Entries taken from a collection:
____
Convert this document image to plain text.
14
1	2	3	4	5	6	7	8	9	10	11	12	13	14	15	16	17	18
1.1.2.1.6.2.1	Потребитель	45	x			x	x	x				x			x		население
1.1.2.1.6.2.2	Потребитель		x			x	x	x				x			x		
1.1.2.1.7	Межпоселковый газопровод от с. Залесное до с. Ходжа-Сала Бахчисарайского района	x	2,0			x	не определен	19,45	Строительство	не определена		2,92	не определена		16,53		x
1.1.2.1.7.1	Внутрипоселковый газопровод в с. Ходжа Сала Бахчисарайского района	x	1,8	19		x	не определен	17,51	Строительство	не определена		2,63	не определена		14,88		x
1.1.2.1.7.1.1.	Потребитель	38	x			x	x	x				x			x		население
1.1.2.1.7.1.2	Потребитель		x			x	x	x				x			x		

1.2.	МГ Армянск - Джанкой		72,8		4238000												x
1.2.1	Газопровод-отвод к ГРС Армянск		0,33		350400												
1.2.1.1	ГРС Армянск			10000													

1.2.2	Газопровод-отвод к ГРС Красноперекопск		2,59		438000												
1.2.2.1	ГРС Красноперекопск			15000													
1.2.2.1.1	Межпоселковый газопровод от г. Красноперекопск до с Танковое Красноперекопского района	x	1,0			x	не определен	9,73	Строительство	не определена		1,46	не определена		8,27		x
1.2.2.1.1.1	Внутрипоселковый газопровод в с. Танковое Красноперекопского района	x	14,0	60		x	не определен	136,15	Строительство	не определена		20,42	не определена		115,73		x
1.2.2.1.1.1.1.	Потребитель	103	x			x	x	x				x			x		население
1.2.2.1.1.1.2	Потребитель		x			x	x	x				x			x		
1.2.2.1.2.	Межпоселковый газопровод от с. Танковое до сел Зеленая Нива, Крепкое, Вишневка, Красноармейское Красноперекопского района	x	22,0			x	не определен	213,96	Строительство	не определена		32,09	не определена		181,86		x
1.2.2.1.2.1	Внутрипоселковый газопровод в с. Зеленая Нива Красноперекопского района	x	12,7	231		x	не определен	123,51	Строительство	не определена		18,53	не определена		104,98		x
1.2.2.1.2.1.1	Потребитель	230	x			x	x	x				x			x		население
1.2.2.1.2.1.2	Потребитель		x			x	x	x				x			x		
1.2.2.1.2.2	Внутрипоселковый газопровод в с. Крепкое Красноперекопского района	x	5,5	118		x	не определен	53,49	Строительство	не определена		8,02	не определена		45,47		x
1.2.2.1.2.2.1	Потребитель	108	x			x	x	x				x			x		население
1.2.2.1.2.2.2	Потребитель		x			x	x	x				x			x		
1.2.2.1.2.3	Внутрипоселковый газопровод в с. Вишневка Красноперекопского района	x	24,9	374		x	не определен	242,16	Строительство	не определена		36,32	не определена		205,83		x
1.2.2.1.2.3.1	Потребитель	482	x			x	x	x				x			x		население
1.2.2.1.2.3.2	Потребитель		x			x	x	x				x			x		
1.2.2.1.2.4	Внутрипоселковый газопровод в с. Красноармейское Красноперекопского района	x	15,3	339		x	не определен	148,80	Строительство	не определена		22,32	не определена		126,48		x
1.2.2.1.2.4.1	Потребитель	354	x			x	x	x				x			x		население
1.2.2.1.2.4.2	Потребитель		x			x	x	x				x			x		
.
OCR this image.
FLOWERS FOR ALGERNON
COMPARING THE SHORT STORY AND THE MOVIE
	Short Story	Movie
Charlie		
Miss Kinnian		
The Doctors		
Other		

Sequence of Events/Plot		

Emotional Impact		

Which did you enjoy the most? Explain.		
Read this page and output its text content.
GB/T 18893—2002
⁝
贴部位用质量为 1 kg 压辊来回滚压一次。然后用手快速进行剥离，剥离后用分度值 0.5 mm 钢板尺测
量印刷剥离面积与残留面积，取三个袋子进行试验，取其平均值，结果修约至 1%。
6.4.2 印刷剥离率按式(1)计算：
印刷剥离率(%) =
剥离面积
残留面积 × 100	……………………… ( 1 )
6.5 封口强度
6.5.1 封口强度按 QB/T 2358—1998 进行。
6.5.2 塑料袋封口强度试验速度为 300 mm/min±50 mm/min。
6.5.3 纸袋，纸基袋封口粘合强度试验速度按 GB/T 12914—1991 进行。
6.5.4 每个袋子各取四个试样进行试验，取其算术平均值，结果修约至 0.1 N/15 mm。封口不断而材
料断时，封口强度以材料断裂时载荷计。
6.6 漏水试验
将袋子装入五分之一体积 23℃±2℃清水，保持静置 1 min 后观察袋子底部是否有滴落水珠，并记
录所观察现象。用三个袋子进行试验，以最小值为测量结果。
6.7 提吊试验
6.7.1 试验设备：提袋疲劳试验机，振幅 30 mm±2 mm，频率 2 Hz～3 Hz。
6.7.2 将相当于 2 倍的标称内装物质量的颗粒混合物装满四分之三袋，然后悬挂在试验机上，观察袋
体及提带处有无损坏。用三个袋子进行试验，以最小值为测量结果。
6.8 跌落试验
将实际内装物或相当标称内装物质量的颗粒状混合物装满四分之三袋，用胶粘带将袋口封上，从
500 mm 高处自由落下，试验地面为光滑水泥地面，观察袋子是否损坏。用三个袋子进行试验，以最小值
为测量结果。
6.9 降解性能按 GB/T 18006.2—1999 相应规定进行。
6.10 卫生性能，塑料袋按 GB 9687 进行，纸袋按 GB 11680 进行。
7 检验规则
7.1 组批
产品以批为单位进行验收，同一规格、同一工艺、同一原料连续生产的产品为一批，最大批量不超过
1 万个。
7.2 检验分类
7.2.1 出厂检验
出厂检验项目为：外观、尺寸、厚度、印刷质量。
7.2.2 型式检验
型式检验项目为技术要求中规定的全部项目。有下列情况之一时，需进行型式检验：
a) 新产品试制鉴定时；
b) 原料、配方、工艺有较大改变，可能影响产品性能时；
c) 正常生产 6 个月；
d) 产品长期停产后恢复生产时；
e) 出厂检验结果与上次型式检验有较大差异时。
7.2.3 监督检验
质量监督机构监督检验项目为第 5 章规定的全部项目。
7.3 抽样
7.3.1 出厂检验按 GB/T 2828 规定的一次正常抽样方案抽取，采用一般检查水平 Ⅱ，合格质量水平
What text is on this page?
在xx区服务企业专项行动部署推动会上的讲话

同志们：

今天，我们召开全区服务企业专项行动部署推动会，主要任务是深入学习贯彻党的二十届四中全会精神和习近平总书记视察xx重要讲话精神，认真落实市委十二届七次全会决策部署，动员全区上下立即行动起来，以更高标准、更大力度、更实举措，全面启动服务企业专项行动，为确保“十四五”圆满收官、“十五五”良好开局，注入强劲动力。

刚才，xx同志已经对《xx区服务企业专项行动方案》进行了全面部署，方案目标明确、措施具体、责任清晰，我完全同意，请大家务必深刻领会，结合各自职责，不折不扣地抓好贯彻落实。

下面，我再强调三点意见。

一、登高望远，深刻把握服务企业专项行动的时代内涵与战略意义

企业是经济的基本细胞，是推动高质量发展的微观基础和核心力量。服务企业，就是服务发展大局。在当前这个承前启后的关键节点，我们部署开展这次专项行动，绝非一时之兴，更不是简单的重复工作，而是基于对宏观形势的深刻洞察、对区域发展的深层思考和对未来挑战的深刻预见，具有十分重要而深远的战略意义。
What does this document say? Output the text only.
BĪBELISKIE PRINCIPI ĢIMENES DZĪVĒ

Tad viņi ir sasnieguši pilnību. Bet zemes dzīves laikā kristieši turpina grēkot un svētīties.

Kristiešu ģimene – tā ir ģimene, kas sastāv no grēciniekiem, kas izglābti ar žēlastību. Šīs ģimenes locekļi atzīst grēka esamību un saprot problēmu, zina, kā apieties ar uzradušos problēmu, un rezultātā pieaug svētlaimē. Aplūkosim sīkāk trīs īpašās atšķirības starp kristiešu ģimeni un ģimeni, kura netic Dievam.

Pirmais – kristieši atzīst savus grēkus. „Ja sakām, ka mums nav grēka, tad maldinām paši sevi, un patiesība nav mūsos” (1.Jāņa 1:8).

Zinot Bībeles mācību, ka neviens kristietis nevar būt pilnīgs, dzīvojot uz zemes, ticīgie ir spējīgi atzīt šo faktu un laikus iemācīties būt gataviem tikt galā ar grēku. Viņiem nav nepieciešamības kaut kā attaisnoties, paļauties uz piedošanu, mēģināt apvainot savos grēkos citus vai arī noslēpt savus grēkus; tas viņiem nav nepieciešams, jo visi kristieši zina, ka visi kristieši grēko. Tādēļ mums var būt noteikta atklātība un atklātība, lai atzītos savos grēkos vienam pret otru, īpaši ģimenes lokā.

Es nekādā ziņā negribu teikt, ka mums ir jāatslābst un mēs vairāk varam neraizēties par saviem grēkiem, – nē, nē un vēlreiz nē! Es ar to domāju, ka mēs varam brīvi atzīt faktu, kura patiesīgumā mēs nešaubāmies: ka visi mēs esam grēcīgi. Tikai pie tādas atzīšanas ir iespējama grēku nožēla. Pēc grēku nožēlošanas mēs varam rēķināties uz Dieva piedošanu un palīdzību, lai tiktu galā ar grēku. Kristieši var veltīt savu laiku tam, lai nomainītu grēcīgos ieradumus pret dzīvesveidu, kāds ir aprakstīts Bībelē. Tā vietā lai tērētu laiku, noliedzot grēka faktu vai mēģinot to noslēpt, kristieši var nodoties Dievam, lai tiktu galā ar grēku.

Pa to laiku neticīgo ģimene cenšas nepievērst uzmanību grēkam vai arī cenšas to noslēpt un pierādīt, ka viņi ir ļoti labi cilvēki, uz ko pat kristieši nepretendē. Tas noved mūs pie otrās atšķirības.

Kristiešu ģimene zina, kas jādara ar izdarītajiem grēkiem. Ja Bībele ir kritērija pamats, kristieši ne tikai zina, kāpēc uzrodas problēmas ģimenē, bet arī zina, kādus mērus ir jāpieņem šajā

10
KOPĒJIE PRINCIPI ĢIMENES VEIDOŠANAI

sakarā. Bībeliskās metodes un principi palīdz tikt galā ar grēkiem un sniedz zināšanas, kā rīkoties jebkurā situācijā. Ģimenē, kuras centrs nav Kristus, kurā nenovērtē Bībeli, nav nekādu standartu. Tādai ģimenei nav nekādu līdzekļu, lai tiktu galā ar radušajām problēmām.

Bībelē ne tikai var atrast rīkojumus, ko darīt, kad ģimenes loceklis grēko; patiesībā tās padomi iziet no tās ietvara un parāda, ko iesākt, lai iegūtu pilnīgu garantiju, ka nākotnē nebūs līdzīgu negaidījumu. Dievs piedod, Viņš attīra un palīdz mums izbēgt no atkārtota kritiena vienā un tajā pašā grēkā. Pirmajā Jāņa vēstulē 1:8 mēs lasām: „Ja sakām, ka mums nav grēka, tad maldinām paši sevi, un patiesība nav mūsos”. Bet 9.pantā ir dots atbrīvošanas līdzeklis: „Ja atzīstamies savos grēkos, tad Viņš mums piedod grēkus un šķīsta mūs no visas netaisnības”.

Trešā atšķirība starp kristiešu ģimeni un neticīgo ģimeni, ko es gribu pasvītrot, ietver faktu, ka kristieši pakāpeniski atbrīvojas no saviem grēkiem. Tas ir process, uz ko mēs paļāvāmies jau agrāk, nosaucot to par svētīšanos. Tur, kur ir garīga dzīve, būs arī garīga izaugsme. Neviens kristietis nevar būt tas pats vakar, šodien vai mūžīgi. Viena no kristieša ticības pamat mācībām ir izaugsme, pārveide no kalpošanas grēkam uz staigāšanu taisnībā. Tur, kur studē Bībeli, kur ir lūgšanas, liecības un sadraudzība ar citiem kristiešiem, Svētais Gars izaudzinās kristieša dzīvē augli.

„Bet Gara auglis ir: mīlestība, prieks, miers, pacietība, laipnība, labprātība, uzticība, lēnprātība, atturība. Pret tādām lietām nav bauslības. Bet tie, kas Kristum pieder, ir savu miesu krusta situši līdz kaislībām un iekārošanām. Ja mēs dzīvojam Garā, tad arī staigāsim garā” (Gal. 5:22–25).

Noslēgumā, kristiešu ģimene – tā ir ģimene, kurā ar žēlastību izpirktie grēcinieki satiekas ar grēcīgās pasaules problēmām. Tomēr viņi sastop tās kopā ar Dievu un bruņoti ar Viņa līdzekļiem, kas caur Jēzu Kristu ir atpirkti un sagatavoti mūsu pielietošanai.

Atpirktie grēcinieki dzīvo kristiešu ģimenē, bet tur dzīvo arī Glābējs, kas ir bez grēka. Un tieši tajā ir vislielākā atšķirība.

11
____
Collect every line from the records above that contains the word "Ходжа".

1.1.2.1.7	Межпоселковый газопровод от с. Залесное до с. Ходжа-Сала Бахчисарайского района	x	2,0			x	не определен	19,45	Строительство	не определена		2,92	не определена		16,53		x
1.1.2.1.7.1	Внутрипоселковый газопровод в с. Ходжа Сала Бахчисарайского района	x	1,8	19		x	не определен	17,51	Строительство	не определена		2,63	не определена		14,88		x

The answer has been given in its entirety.